• _Your objective_:
Filter the records below down to lines containing "text".

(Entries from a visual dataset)

+--

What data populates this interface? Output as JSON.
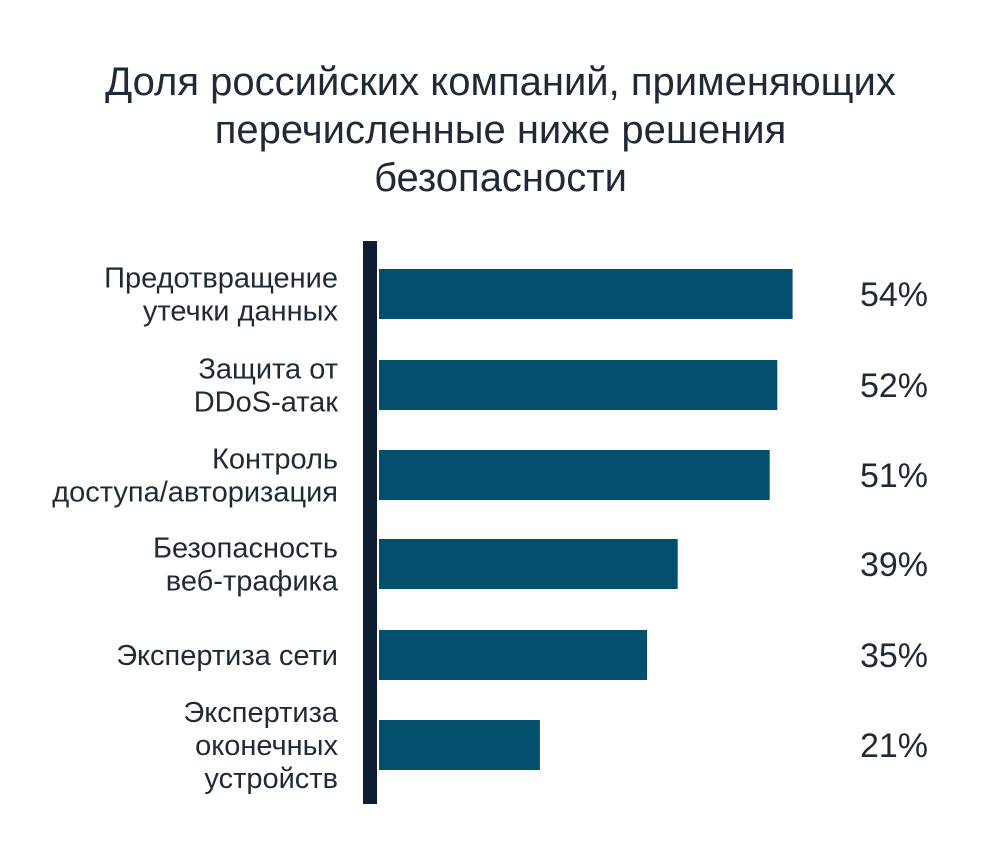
{
  "chart_data": {
    "type": "bar",
    "orientation": "horizontal",
    "title_lines": [
      "Доля российских компаний, применяющих",
      "перечисленные ниже решения",
      "безопасности"
    ],
    "categories": [
      [
        "Предотвращение",
        "утечки данных"
      ],
      [
        "Защита от",
        "DDoS-атак"
      ],
      [
        "Контроль",
        "доступа/авторизация"
      ],
      [
        "Безопасность",
        "веб-трафика"
      ],
      [
        "Экспертиза сети"
      ],
      [
        "Экспертиза",
        "оконечных",
        "устройств"
      ]
    ],
    "values": [
      54,
      52,
      51,
      39,
      35,
      21
    ],
    "value_labels": [
      "54%",
      "52%",
      "51%",
      "39%",
      "35%",
      "21%"
    ],
    "xlim": [
      0,
      100
    ],
    "grid": false,
    "colors": {
      "bar": "#02506e",
      "axis": "#0d1e33",
      "text": "#1f2a36"
    }
  }
}
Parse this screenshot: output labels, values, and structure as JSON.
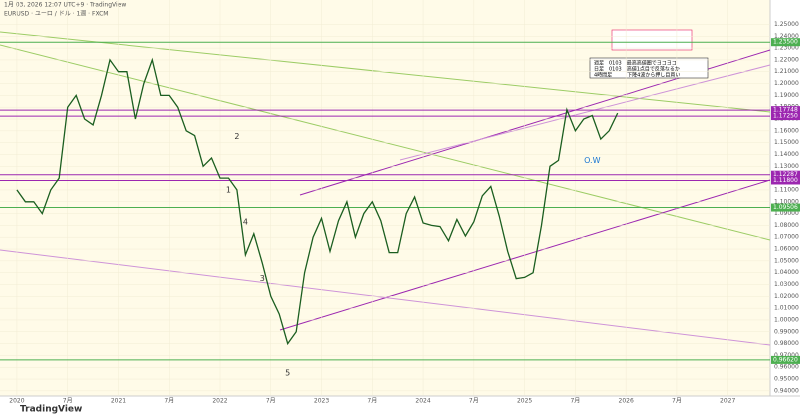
{
  "header": "1月 03, 2026 12:07 UTC+9  ·  TradingView",
  "chart_data": {
    "type": "line",
    "title": "EURUSD · ユーロ / ドル · 1週 · FXCM",
    "color": "#1b5e20",
    "x": [
      "2020-01",
      "2020-02",
      "2020-03",
      "2020-04",
      "2020-05",
      "2020-06",
      "2020-07",
      "2020-08",
      "2020-09",
      "2020-10",
      "2020-11",
      "2020-12",
      "2021-01",
      "2021-02",
      "2021-03",
      "2021-04",
      "2021-05",
      "2021-06",
      "2021-07",
      "2021-08",
      "2021-09",
      "2021-10",
      "2021-11",
      "2021-12",
      "2022-01",
      "2022-02",
      "2022-03",
      "2022-04",
      "2022-05",
      "2022-06",
      "2022-07",
      "2022-08",
      "2022-09",
      "2022-10",
      "2022-11",
      "2022-12",
      "2023-01",
      "2023-02",
      "2023-03",
      "2023-04",
      "2023-05",
      "2023-06",
      "2023-07",
      "2023-08",
      "2023-09",
      "2023-10",
      "2023-11",
      "2023-12",
      "2024-01",
      "2024-02",
      "2024-03",
      "2024-04",
      "2024-05",
      "2024-06",
      "2024-07",
      "2024-08",
      "2024-09",
      "2024-10",
      "2024-11",
      "2024-12",
      "2025-01",
      "2025-02",
      "2025-03",
      "2025-04",
      "2025-05",
      "2025-06",
      "2025-07",
      "2025-08",
      "2025-09",
      "2025-10",
      "2025-11",
      "2025-12"
    ],
    "values": [
      1.11,
      1.1,
      1.1,
      1.09,
      1.11,
      1.12,
      1.18,
      1.19,
      1.17,
      1.165,
      1.19,
      1.22,
      1.21,
      1.21,
      1.17,
      1.2,
      1.22,
      1.19,
      1.19,
      1.18,
      1.16,
      1.156,
      1.13,
      1.137,
      1.12,
      1.12,
      1.11,
      1.055,
      1.073,
      1.048,
      1.02,
      1.005,
      0.98,
      0.99,
      1.04,
      1.07,
      1.086,
      1.058,
      1.084,
      1.1,
      1.07,
      1.09,
      1.1,
      1.084,
      1.057,
      1.057,
      1.09,
      1.104,
      1.082,
      1.08,
      1.079,
      1.067,
      1.085,
      1.071,
      1.083,
      1.105,
      1.113,
      1.088,
      1.058,
      1.035,
      1.036,
      1.04,
      1.08,
      1.13,
      1.135,
      1.178,
      1.16,
      1.17,
      1.173,
      1.153,
      1.16,
      1.175
    ],
    "xlim": [
      "2019-11",
      "2027-06"
    ],
    "xticks": [
      {
        "value": "2020-01",
        "label": "2020"
      },
      {
        "value": "2020-07",
        "label": "7月"
      },
      {
        "value": "2021-01",
        "label": "2021"
      },
      {
        "value": "2021-07",
        "label": "7月"
      },
      {
        "value": "2022-01",
        "label": "2022"
      },
      {
        "value": "2022-07",
        "label": "7月"
      },
      {
        "value": "2023-01",
        "label": "2023"
      },
      {
        "value": "2023-07",
        "label": "7月"
      },
      {
        "value": "2024-01",
        "label": "2024"
      },
      {
        "value": "2024-07",
        "label": "7月"
      },
      {
        "value": "2025-01",
        "label": "2025"
      },
      {
        "value": "2025-07",
        "label": "7月"
      },
      {
        "value": "2026-01",
        "label": "2026"
      },
      {
        "value": "2026-07",
        "label": "7月"
      },
      {
        "value": "2027-01",
        "label": "2027"
      }
    ],
    "ylim": [
      0.9365,
      1.2707
    ],
    "yticks": [
      {
        "value": 0.94,
        "label": "0.94000"
      },
      {
        "value": 0.95,
        "label": "0.95000"
      },
      {
        "value": 0.96,
        "label": "0.96000"
      },
      {
        "value": 0.97,
        "label": "0.97000"
      },
      {
        "value": 0.98,
        "label": "0.98000"
      },
      {
        "value": 0.99,
        "label": "0.99000"
      },
      {
        "value": 1.0,
        "label": "1.00000"
      },
      {
        "value": 1.01,
        "label": "1.01000"
      },
      {
        "value": 1.02,
        "label": "1.02000"
      },
      {
        "value": 1.03,
        "label": "1.03000"
      },
      {
        "value": 1.04,
        "label": "1.04000"
      },
      {
        "value": 1.05,
        "label": "1.05000"
      },
      {
        "value": 1.06,
        "label": "1.06000"
      },
      {
        "value": 1.07,
        "label": "1.07000"
      },
      {
        "value": 1.08,
        "label": "1.08000"
      },
      {
        "value": 1.09,
        "label": "1.09000"
      },
      {
        "value": 1.1,
        "label": "1.10000"
      },
      {
        "value": 1.11,
        "label": "1.11000"
      },
      {
        "value": 1.12,
        "label": "1.12000"
      },
      {
        "value": 1.13,
        "label": "1.13000"
      },
      {
        "value": 1.14,
        "label": "1.14000"
      },
      {
        "value": 1.15,
        "label": "1.15000"
      },
      {
        "value": 1.16,
        "label": "1.16000"
      },
      {
        "value": 1.17,
        "label": "1.17000"
      },
      {
        "value": 1.18,
        "label": "1.18000"
      },
      {
        "value": 1.19,
        "label": "1.19000"
      },
      {
        "value": 1.2,
        "label": "1.20000"
      },
      {
        "value": 1.21,
        "label": "1.21000"
      },
      {
        "value": 1.22,
        "label": "1.22000"
      },
      {
        "value": 1.23,
        "label": "1.23000"
      },
      {
        "value": 1.24,
        "label": "1.24000"
      },
      {
        "value": 1.25,
        "label": "1.25000"
      }
    ],
    "levels": [
      {
        "value": 1.235,
        "label": "1.23500",
        "color": "#4caf50"
      },
      {
        "value": 1.1775,
        "label": "1.17748",
        "color": "#9c27b0"
      },
      {
        "value": 1.1725,
        "label": "1.17250",
        "color": "#9c27b0"
      },
      {
        "value": 1.1229,
        "label": "1.12287",
        "color": "#9c27b0"
      },
      {
        "value": 1.118,
        "label": "1.11800",
        "color": "#9c27b0"
      },
      {
        "value": 1.0951,
        "label": "1.09506",
        "color": "#4caf50"
      },
      {
        "value": 0.9662,
        "label": "0.96620",
        "color": "#4caf50"
      }
    ],
    "wave_labels": [
      {
        "x": "2022-02",
        "y": 1.11,
        "label": "1"
      },
      {
        "x": "2022-03",
        "y": 1.155,
        "label": "2"
      },
      {
        "x": "2022-06",
        "y": 1.035,
        "label": "3"
      },
      {
        "x": "2022-04",
        "y": 1.083,
        "label": "4"
      },
      {
        "x": "2022-09",
        "y": 0.955,
        "label": "5"
      },
      {
        "x": "2025-09",
        "y": 1.135,
        "label": "O.W"
      }
    ],
    "note": [
      "週足　0103　最高高値圏でヨコヨコ",
      "日足　0103　高値1点目で反落なるか",
      "4時間足　　　下降4波から押し目買い"
    ]
  },
  "footer": "TradingView"
}
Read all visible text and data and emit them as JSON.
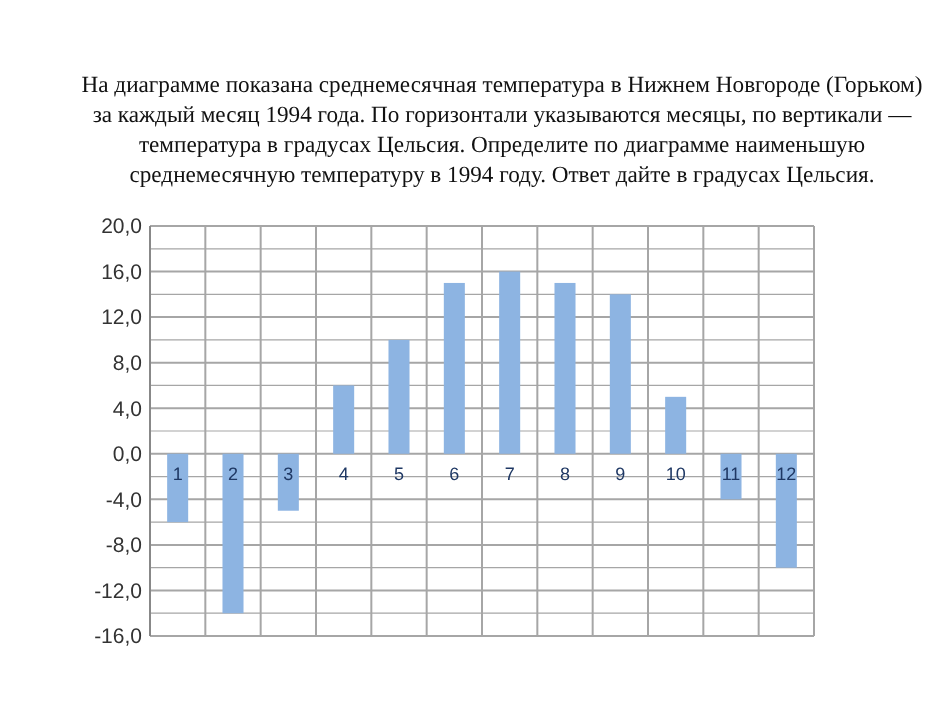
{
  "chart_data": {
    "type": "bar",
    "title": "На диаграмме показана среднемесячная температура в Нижнем Новгороде (Горьком)\nза каждый месяц 1994 года. По горизонтали указываются месяцы, по вертикали —\nтемпература в градусах Цельсия. Определите по диаграмме наименьшую\nсреднемесячную температуру в 1994 году. Ответ дайте в градусах Цельсия.",
    "categories": [
      "1",
      "2",
      "3",
      "4",
      "5",
      "6",
      "7",
      "8",
      "9",
      "10",
      "11",
      "12"
    ],
    "values": [
      -6,
      -14,
      -5,
      6,
      10,
      15,
      16,
      15,
      14,
      5,
      -4,
      -10
    ],
    "color": "#8db4e2",
    "ylim": [
      -16,
      20
    ],
    "yticks": [
      {
        "value": -16,
        "label": "-16,0"
      },
      {
        "value": -14,
        "label": null
      },
      {
        "value": -12,
        "label": "-12,0"
      },
      {
        "value": -10,
        "label": null
      },
      {
        "value": -8,
        "label": "-8,0"
      },
      {
        "value": -6,
        "label": null
      },
      {
        "value": -4,
        "label": "-4,0"
      },
      {
        "value": -2,
        "label": null
      },
      {
        "value": 0,
        "label": "0,0"
      },
      {
        "value": 2,
        "label": null
      },
      {
        "value": 4,
        "label": "4,0"
      },
      {
        "value": 6,
        "label": null
      },
      {
        "value": 8,
        "label": "8,0"
      },
      {
        "value": 10,
        "label": null
      },
      {
        "value": 12,
        "label": "12,0"
      },
      {
        "value": 14,
        "label": null
      },
      {
        "value": 16,
        "label": "16,0"
      },
      {
        "value": 18,
        "label": null
      },
      {
        "value": 20,
        "label": "20,0"
      }
    ],
    "grid": true
  }
}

+--

• _Task answer_:
      "text": "#1f2a36"
Read all visible text and data and emit them as JSON.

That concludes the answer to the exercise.